++++ Stored records
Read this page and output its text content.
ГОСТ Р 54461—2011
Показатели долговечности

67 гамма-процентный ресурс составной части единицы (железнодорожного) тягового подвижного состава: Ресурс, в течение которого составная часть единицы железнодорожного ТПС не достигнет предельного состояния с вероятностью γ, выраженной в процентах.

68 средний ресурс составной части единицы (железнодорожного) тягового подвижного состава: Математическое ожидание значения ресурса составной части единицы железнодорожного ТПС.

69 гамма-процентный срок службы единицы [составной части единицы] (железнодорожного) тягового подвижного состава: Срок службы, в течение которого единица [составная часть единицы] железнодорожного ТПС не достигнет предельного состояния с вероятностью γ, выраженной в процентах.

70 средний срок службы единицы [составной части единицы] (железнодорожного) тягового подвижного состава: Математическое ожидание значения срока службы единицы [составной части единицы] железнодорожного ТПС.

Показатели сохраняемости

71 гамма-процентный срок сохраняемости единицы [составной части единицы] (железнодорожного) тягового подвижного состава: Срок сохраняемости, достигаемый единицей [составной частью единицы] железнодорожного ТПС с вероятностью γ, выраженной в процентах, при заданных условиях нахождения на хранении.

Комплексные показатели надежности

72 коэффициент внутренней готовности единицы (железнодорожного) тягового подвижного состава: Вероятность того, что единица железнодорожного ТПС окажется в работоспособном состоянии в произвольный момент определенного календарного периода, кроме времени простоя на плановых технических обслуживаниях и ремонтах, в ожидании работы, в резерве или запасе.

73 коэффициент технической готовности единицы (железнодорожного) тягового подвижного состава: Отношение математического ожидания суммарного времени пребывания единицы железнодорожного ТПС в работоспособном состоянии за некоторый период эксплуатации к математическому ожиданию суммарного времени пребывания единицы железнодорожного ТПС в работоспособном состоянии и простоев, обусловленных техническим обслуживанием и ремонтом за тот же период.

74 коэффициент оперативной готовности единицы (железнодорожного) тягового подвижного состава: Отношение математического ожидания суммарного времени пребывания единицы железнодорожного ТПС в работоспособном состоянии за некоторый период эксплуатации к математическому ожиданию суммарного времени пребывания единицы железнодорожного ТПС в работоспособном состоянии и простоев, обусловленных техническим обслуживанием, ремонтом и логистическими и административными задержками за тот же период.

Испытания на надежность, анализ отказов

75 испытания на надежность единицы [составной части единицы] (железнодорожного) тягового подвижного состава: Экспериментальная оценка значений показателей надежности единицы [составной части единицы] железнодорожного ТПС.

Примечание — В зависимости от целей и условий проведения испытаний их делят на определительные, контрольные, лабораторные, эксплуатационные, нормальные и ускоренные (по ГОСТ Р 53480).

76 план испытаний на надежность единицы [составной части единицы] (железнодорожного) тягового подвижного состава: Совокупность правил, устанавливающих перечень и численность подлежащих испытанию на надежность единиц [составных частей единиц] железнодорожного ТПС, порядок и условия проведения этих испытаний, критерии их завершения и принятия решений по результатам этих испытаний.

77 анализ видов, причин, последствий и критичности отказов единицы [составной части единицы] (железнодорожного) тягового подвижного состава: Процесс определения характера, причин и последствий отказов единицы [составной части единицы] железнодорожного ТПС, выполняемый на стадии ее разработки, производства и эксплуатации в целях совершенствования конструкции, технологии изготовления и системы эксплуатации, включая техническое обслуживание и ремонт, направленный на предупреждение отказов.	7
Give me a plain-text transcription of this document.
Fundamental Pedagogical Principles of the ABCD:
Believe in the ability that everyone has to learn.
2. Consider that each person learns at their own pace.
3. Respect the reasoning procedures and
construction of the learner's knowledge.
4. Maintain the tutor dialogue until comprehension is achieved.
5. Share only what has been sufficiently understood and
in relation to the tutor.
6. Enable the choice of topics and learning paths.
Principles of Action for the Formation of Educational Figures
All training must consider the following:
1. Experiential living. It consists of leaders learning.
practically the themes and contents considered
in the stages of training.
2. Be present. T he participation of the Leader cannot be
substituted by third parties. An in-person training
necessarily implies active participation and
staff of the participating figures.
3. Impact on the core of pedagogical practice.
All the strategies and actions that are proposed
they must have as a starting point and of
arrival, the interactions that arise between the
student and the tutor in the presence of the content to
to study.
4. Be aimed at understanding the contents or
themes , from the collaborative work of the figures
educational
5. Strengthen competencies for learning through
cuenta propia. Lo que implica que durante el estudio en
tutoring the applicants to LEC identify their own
++++++++
Extract all the entries word for word.

Read this page and output its text content.
ГОСТ Р 54461—2011
Показатели долговечности

67 гамма-процентный ресурс составной части единицы (железнодорожного) тягового подвижного состава: Ресурс, в течение которого составная часть единицы железнодорожного ТПС не достигнет предельного состояния с вероятностью γ, выраженной в процентах.

68 средний ресурс составной части единицы (железнодорожного) тягового подвижного состава: Математическое ожидание значения ресурса составной части единицы железнодорожного ТПС.

69 гамма-процентный срок службы единицы [составной части единицы] (железнодорожного) тягового подвижного состава: Срок службы, в течение которого единица [составная часть единицы] железнодорожного ТПС не достигнет предельного состояния с вероятностью γ, выраженной в процентах.

70 средний срок службы единицы [составной части единицы] (железнодорожного) тягового подвижного состава: Математическое ожидание значения срока службы единицы [составной части единицы] железнодорожного ТПС.

Показатели сохраняемости

71 гамма-процентный срок сохраняемости единицы [составной части единицы] (железнодорожного) тягового подвижного состава: Срок сохраняемости, достигаемый единицей [составной частью единицы] железнодорожного ТПС с вероятностью γ, выраженной в процентах, при заданных условиях нахождения на хранении.

Комплексные показатели надежности

72 коэффициент внутренней готовности единицы (железнодорожного) тягового подвижного состава: Вероятность того, что единица железнодорожного ТПС окажется в работоспособном состоянии в произвольный момент определенного календарного периода, кроме времени простоя на плановых технических обслуживаниях и ремонтах, в ожидании работы, в резерве или запасе.

73 коэффициент технической готовности единицы (железнодорожного) тягового подвижного состава: Отношение математического ожидания суммарного времени пребывания единицы железнодорожного ТПС в работоспособном состоянии за некоторый период эксплуатации к математическому ожиданию суммарного времени пребывания единицы железнодорожного ТПС в работоспособном состоянии и простоев, обусловленных техническим обслуживанием и ремонтом за тот же период.

74 коэффициент оперативной готовности единицы (железнодорожного) тягового подвижного состава: Отношение математического ожидания суммарного времени пребывания единицы железнодорожного ТПС в работоспособном состоянии за некоторый период эксплуатации к математическому ожиданию суммарного времени пребывания единицы железнодорожного ТПС в работоспособном состоянии и простоев, обусловленных техническим обслуживанием, ремонтом и логистическими и административными задержками за тот же период.

Испытания на надежность, анализ отказов

75 испытания на надежность единицы [составной части единицы] (железнодорожного) тягового подвижного состава: Экспериментальная оценка значений показателей надежности единицы [составной части единицы] железнодорожного ТПС.

Примечание — В зависимости от целей и условий проведения испытаний их делят на определительные, контрольные, лабораторные, эксплуатационные, нормальные и ускоренные (по ГОСТ Р 53480).

76 план испытаний на надежность единицы [составной части единицы] (железнодорожного) тягового подвижного состава: Совокупность правил, устанавливающих перечень и численность подлежащих испытанию на надежность единиц [составных частей единиц] железнодорожного ТПС, порядок и условия проведения этих испытаний, критерии их завершения и принятия решений по результатам этих испытаний.

77 анализ видов, причин, последствий и критичности отказов единицы [составной части единицы] (железнодорожного) тягового подвижного состава: Процесс определения характера, причин и последствий отказов единицы [составной части единицы] железнодорожного ТПС, выполняемый на стадии ее разработки, производства и эксплуатации в целях совершенствования конструкции, технологии изготовления и системы эксплуатации, включая техническое обслуживание и ремонт, направленный на предупреждение отказов.	7
Give me a plain-text transcription of this document.
Fundamental Pedagogical Principles of the ABCD:
Believe in the ability that everyone has to learn.
2. Consider that each person learns at their own pace.
3. Respect the reasoning procedures and
construction of the learner's knowledge.
4. Maintain the tutor dialogue until comprehension is achieved.
5. Share only what has been sufficiently understood and
in relation to the tutor.
6. Enable the choice of topics and learning paths.
Principles of Action for the Formation of Educational Figures
All training must consider the following:
1. Experiential living. It consists of leaders learning.
practically the themes and contents considered
in the stages of training.
2. Be present. T he participation of the Leader cannot be
substituted by third parties. An in-person training
necessarily implies active participation and
staff of the participating figures.
3. Impact on the core of pedagogical practice.
All the strategies and actions that are proposed
they must have as a starting point and of
arrival, the interactions that arise between the
student and the tutor in the presence of the content to
to study.
4. Be aimed at understanding the contents or
themes , from the collaborative work of the figures
educational
5. Strengthen competencies for learning through
cuenta propia. Lo que implica que durante el estudio en
tutoring the applicants to LEC identify their own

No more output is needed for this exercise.